### [TASK TO COMPLETE]
Give back the full listing, character for character, with no pictures.

+ + + + + + +

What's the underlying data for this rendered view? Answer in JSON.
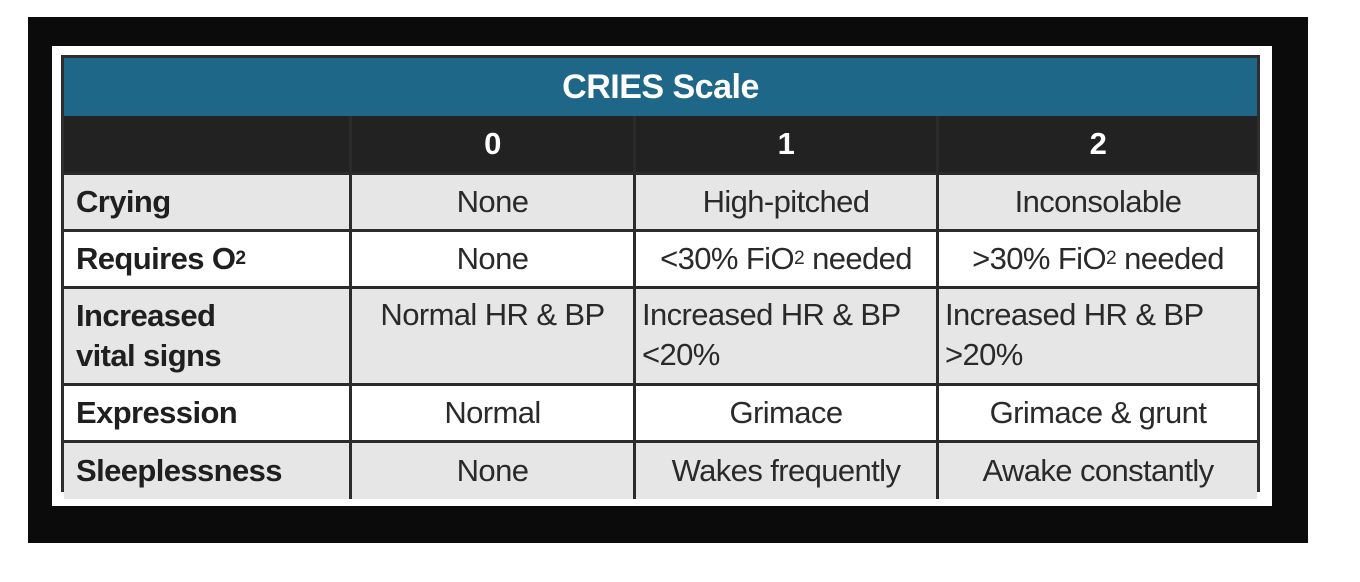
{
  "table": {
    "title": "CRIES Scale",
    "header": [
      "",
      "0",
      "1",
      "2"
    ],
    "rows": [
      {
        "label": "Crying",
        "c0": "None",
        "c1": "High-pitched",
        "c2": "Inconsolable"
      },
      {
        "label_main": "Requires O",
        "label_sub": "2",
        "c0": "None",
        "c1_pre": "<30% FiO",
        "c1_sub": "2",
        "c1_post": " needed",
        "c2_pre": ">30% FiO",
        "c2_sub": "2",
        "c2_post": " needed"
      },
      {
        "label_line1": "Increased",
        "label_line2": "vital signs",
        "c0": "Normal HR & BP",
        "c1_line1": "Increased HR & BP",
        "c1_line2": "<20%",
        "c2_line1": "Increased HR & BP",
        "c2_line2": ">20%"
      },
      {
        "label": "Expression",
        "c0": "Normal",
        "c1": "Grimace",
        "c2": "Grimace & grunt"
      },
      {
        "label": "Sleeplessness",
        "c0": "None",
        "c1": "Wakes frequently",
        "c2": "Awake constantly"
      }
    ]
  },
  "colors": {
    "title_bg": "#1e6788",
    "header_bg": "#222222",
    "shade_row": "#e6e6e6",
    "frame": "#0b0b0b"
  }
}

+ + + + + + +

### [SOLUTION TO THE PROBLEM]
What's the underlying data for this rendered view? Answer in JSON.
{
  "table": {
    "title": "CRIES Scale",
    "header": [
      "",
      "0",
      "1",
      "2"
    ],
    "rows": [
      {
        "label": "Crying",
        "c0": "None",
        "c1": "High-pitched",
        "c2": "Inconsolable"
      },
      {
        "label_main": "Requires O",
        "label_sub": "2",
        "c0": "None",
        "c1_pre": "<30% FiO",
        "c1_sub": "2",
        "c1_post": " needed",
        "c2_pre": ">30% FiO",
        "c2_sub": "2",
        "c2_post": " needed"
      },
      {
        "label_line1": "Increased",
        "label_line2": "vital signs",
        "c0": "Normal HR & BP",
        "c1_line1": "Increased HR & BP",
        "c1_line2": "<20%",
        "c2_line1": "Increased HR & BP",
        "c2_line2": ">20%"
      },
      {
        "label": "Expression",
        "c0": "Normal",
        "c1": "Grimace",
        "c2": "Grimace & grunt"
      },
      {
        "label": "Sleeplessness",
        "c0": "None",
        "c1": "Wakes frequently",
        "c2": "Awake constantly"
      }
    ]
  },
  "colors": {
    "title_bg": "#1e6788",
    "header_bg": "#222222",
    "shade_row": "#e6e6e6",
    "frame": "#0b0b0b"
  }
}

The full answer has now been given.